Collection entries

=======

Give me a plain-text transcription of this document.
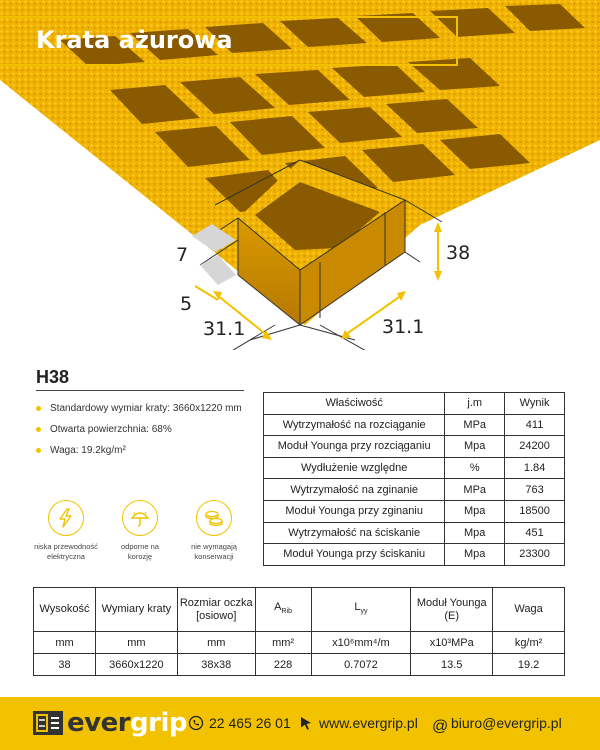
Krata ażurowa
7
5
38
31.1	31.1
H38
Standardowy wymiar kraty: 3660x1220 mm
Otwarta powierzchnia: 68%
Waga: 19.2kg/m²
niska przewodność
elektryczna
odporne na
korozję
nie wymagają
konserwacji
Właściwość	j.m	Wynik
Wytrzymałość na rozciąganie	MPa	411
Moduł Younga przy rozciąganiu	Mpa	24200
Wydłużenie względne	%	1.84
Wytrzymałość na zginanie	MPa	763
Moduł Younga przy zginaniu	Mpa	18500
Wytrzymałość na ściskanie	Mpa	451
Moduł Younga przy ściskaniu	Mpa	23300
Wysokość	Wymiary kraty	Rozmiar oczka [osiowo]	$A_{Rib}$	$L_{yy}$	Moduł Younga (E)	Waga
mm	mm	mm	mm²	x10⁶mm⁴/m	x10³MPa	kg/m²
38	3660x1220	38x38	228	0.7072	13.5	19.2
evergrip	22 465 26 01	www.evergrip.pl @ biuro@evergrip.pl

=======

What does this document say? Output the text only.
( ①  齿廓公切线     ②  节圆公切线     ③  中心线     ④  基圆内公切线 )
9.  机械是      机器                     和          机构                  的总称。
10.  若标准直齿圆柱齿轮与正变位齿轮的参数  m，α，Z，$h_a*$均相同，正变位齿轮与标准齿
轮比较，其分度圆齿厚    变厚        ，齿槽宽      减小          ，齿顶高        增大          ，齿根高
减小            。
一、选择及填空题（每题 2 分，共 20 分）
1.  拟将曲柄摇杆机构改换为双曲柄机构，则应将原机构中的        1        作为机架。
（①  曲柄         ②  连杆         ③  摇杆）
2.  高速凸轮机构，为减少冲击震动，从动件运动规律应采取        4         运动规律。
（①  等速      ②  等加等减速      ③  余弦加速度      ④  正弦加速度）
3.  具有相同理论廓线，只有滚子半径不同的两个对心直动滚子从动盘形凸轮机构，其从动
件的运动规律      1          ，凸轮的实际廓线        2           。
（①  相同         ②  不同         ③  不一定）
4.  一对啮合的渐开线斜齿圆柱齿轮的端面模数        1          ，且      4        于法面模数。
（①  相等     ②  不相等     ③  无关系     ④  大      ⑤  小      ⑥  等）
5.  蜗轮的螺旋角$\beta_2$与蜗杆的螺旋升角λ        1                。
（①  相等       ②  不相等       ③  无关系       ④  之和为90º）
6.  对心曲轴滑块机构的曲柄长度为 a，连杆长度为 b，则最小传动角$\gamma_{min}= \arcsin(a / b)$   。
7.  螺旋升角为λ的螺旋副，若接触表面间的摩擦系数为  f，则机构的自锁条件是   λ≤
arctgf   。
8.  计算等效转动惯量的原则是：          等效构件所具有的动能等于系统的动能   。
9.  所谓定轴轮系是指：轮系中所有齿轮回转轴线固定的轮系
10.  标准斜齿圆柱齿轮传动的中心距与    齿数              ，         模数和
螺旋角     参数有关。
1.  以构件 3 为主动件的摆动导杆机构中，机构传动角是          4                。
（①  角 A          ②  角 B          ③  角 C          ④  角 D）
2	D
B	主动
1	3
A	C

=======

Using the listing, copy every line where the word "Waga" shows up.

Waga: 19.2kg/m²
Wysokość	Wymiary kraty	Rozmiar oczka [osiowo]	$A_{Rib}$	$L_{yy}$	Moduł Younga (E)	Waga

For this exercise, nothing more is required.